**EXERCISE AIM**.
Count how many lines hold the string "stem". Answer with that number and nothing more.

**INPUT MATERIAL**.

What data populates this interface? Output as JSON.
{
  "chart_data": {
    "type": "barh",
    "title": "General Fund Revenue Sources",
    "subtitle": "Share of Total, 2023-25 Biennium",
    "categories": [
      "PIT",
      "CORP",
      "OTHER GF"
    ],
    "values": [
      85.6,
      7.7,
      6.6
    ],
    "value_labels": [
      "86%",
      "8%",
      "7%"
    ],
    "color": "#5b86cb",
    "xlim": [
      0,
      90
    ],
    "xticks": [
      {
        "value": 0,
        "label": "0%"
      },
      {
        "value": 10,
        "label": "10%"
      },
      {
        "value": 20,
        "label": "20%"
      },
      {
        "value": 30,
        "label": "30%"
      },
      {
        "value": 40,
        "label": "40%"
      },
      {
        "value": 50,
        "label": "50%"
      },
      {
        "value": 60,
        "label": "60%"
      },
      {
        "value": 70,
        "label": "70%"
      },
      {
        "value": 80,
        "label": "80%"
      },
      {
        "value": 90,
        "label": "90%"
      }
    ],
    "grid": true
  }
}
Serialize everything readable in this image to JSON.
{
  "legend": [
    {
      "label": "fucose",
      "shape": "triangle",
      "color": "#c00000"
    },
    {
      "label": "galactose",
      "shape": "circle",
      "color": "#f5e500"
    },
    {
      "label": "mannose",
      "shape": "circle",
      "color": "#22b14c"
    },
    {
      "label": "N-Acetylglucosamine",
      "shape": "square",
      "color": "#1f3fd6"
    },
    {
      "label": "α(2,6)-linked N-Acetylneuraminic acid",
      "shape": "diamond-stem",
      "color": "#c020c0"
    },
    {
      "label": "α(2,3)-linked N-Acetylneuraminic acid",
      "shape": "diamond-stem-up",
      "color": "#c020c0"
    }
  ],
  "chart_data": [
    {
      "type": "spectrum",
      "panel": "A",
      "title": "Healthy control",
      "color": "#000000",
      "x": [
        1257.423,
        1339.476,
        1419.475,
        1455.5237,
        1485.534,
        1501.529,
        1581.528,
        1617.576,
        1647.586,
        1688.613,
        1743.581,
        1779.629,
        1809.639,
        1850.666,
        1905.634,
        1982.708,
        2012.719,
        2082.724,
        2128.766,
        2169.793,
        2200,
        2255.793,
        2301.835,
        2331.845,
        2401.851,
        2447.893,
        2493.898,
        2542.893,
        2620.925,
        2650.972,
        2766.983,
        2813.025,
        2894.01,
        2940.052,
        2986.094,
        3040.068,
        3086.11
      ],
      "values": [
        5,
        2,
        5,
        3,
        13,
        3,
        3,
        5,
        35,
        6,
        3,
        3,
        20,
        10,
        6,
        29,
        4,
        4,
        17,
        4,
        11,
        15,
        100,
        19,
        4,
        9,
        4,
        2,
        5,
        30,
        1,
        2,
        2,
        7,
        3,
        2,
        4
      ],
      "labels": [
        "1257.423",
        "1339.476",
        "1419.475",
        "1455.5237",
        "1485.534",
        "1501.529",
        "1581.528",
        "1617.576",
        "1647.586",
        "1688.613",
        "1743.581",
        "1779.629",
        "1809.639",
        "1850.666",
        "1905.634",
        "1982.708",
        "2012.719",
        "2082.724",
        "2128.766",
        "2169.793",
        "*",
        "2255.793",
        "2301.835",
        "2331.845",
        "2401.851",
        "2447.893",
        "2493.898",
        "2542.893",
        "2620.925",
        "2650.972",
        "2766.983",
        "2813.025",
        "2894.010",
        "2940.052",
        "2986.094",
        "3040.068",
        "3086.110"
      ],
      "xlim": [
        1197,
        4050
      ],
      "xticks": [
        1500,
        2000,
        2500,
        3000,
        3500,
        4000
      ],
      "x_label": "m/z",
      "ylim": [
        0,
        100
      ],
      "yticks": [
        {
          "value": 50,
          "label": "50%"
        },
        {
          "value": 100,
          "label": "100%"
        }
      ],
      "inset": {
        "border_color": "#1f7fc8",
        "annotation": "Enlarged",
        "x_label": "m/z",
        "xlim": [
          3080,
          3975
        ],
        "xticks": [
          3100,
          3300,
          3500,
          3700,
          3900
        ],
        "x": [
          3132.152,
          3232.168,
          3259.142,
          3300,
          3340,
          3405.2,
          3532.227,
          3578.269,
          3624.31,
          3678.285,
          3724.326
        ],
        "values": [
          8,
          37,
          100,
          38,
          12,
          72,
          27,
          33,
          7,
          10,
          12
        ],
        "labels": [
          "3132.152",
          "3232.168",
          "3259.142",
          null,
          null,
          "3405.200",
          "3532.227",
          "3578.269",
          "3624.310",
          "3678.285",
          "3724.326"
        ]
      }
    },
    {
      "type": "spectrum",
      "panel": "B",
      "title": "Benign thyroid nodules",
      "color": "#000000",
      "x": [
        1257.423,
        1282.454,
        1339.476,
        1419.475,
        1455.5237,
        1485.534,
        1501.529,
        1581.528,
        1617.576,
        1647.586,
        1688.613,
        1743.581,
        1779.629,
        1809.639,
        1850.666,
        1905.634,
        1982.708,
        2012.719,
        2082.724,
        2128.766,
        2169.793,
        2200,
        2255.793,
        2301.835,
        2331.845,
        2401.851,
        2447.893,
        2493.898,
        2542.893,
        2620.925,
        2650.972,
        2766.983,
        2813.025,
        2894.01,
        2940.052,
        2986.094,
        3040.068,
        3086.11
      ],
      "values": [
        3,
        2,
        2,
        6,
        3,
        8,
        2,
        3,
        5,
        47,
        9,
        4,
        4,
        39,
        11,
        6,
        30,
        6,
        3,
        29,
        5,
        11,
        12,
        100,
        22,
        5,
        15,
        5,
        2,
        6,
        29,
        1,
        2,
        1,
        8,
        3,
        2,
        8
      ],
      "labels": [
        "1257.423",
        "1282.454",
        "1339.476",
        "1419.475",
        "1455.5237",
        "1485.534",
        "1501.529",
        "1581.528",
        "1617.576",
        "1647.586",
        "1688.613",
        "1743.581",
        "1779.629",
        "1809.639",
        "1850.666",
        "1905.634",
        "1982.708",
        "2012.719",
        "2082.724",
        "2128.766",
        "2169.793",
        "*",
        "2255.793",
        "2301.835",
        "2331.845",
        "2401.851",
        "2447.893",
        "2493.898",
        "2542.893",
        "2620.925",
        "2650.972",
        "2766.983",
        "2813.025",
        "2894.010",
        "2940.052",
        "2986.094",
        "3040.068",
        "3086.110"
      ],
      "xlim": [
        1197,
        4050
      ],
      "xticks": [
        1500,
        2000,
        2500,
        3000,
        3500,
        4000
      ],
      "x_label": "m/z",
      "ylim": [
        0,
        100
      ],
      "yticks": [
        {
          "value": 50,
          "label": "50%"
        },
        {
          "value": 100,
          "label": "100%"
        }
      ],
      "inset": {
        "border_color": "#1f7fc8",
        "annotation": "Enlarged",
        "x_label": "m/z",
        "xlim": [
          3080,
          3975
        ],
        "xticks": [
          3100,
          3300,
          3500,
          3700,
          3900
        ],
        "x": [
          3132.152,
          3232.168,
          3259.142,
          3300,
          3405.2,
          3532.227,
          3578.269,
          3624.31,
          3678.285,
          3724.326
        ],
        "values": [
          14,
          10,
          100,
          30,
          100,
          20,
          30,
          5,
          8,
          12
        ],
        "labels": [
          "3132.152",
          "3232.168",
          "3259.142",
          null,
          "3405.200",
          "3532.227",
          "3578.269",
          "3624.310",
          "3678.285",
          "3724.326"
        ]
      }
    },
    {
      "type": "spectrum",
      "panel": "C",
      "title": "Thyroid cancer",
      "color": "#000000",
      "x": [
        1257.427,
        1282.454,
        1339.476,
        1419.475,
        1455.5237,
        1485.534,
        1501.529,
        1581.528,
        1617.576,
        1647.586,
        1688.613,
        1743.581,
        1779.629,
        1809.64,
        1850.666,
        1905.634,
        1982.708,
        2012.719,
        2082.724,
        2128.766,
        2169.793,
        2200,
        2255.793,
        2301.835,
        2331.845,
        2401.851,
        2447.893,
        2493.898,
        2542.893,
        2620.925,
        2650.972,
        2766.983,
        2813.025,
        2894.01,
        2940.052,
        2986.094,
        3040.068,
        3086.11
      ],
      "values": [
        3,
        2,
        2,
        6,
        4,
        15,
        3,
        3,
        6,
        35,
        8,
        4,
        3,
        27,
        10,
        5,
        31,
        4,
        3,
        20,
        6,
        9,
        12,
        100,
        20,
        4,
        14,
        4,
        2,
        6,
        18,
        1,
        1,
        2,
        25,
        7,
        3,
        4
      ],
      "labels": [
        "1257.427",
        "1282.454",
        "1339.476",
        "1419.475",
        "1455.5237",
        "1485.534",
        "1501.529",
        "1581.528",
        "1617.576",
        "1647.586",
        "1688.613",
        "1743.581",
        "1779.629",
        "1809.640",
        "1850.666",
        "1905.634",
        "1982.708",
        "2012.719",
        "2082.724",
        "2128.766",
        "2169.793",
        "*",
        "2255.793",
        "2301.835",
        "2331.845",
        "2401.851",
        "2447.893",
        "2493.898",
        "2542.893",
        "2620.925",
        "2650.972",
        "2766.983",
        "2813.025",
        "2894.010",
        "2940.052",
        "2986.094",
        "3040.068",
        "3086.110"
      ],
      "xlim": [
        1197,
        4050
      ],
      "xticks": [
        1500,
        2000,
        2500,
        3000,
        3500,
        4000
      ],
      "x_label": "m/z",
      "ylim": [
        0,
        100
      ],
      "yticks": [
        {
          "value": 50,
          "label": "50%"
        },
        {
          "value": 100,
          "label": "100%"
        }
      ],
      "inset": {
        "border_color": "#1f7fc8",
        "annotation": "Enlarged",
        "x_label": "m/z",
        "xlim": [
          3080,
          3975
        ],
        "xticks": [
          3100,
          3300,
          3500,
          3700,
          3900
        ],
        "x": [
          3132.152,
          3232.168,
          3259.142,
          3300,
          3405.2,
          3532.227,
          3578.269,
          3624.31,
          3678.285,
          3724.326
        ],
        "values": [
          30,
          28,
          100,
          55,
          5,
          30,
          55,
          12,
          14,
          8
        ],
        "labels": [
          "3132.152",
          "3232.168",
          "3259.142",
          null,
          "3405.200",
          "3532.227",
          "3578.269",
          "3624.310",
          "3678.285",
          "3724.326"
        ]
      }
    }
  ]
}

**RESPONSE TO THE TASK**.
2